*Given problem:* In the recipe comments below, what size can of coconut milk did Laura use?

*Given text:*
Dana @ Minimalist Baker says
Maybe try this tofu version!
Brittany says
Awesome thank you!!
Ana @ Ana's Rocket Ship says
Well I don’t have either tart tins or a pie dish – but that isn’t going to stop me making this – I’ll manage it somehow!!!!!
Julie says
Hi! Can’t wait to try this and serve it to my guests next week. Can this be made in advance and frozen? Thanks!!!
Elli says
Omg. I saw this while browsing your site at work and immediately made a grocery list. Trying it now with full fat coconut milk instead of cream… Stay tuned!
Jeffery Hultman says
This was amazing. I had a bunch of friends and family show up at my house when I made this and everyone loved it. Nobody believed it was vegan. I’ve been making a lot of your recipes lately and they have all been great. Thank you!
Laura says
Oh. My. That about sums this pie up. I never review a recipe prior to trying … so rest assured that this review is being written by someone who has actually tried (and eaten) the results. First, a confession. I am not a vegan (gasp.). So this recipe includes modifications using what I had on hand. 1st. Whole fat coconut milk works beautifully. I used a 13.66oz can that I had on hand and it was perfect. 2nd, I used a mix of graham cracker crumbs and pretzels (again to prohibit a run to the store). 3rd, I used plain old store bought peanut butter – which was neither organic nor natural. Finally, I used about double the PB – and a dash of vanilla for good measure :) Needed no extra sweetener with the additional PB. Simply a fabulous recipe darling … my waistline will hate you forever.

*Supplied entries:*
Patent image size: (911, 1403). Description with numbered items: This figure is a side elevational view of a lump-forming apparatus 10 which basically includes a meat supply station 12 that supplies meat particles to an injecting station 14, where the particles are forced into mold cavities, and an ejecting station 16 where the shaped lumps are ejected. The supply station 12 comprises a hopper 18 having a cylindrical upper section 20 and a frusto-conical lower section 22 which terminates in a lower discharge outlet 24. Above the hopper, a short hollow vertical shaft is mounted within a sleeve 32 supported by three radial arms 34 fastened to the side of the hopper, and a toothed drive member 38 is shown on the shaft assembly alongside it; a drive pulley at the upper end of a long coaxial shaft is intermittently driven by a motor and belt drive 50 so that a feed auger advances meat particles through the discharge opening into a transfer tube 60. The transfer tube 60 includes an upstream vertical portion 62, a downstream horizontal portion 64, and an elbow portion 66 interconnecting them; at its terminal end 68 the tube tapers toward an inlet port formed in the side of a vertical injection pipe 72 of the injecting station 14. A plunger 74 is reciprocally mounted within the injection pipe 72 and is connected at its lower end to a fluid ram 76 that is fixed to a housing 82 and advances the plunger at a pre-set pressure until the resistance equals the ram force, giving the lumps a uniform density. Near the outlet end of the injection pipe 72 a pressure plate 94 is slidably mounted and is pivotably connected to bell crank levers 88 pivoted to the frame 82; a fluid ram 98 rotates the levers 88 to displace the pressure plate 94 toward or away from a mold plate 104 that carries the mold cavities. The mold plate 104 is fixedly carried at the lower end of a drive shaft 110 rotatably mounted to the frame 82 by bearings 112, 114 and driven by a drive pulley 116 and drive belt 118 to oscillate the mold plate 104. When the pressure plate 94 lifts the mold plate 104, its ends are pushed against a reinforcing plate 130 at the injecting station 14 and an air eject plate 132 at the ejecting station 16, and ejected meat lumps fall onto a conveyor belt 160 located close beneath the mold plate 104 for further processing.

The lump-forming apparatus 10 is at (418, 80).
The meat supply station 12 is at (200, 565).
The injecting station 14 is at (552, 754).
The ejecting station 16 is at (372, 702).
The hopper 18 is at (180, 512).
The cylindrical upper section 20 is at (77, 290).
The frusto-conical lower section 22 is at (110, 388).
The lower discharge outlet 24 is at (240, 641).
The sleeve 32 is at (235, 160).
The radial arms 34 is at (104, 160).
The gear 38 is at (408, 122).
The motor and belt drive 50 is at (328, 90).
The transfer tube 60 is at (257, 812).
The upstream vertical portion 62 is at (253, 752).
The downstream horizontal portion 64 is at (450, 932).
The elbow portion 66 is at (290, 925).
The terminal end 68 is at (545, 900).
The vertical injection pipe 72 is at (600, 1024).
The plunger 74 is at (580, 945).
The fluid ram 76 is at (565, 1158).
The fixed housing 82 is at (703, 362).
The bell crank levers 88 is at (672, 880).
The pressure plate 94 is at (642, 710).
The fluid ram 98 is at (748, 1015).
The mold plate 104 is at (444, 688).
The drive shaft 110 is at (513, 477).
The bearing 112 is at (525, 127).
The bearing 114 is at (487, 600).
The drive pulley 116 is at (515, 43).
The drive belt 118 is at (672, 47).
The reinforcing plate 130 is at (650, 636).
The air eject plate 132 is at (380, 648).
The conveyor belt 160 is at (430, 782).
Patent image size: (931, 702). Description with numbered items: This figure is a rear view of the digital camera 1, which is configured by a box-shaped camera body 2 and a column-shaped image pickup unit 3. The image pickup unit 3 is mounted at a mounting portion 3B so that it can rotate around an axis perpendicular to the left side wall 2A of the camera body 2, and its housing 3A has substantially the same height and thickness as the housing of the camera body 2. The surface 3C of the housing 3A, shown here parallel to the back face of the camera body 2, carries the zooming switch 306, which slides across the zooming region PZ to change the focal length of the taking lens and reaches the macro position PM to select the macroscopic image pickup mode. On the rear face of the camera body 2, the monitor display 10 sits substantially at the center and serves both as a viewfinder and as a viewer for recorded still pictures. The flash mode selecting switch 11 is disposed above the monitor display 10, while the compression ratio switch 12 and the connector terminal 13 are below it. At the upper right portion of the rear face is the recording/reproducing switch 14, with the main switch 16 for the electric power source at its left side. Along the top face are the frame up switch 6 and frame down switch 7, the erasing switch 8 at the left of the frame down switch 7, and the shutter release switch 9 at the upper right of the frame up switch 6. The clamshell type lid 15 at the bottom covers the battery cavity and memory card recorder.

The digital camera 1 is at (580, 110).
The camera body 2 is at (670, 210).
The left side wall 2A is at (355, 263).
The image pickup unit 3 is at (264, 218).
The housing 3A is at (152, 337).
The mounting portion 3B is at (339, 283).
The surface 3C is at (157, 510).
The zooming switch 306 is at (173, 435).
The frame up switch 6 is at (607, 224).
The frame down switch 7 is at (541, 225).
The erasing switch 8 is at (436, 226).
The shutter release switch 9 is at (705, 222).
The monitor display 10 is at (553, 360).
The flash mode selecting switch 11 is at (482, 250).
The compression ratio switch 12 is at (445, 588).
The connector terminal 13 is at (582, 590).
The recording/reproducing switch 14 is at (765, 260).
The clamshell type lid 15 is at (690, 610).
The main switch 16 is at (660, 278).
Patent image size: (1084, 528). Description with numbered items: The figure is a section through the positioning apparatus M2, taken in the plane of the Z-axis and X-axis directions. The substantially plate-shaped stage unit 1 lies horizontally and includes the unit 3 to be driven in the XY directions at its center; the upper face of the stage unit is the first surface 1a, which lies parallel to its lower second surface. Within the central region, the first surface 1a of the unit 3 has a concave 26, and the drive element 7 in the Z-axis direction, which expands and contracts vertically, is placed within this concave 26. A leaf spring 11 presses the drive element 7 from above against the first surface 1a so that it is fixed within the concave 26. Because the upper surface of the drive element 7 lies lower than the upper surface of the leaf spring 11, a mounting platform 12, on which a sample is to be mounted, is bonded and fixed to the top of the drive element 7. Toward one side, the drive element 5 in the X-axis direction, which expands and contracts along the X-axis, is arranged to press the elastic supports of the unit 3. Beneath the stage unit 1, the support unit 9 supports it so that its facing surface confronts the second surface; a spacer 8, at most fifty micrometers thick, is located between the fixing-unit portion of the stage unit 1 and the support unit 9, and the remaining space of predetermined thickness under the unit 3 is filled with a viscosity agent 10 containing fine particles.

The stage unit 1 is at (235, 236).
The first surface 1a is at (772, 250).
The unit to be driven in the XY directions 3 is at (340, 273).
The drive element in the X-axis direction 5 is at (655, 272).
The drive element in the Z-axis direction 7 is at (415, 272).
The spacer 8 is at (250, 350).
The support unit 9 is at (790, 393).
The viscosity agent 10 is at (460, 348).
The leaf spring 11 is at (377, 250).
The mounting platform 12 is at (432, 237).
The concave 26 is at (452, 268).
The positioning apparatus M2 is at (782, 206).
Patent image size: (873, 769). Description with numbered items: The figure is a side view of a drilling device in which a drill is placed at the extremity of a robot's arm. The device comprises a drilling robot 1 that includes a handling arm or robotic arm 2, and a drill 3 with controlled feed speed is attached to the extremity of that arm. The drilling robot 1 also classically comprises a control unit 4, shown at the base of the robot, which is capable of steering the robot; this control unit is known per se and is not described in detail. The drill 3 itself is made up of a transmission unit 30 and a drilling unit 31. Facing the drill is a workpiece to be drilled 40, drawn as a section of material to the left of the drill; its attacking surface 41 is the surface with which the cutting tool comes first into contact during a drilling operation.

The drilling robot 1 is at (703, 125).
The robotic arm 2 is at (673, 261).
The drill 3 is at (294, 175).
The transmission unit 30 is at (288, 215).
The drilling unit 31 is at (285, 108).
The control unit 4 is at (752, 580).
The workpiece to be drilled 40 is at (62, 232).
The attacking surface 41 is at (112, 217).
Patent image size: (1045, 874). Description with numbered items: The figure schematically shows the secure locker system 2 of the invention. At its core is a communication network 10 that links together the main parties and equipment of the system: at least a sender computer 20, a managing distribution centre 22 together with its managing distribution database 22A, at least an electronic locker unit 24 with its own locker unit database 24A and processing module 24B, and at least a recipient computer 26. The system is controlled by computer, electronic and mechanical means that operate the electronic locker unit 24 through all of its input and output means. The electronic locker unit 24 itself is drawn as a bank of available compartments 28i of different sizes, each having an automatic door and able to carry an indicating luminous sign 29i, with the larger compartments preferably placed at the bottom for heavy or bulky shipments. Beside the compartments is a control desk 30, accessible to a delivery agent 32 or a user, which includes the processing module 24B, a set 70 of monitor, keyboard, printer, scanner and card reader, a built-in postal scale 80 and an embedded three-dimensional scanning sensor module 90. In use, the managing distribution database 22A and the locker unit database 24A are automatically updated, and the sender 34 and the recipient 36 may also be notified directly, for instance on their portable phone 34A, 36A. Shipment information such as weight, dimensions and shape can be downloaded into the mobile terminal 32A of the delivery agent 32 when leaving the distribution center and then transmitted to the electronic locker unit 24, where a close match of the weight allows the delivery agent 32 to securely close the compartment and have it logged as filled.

*Answer to the exercise:* A 13.66oz can.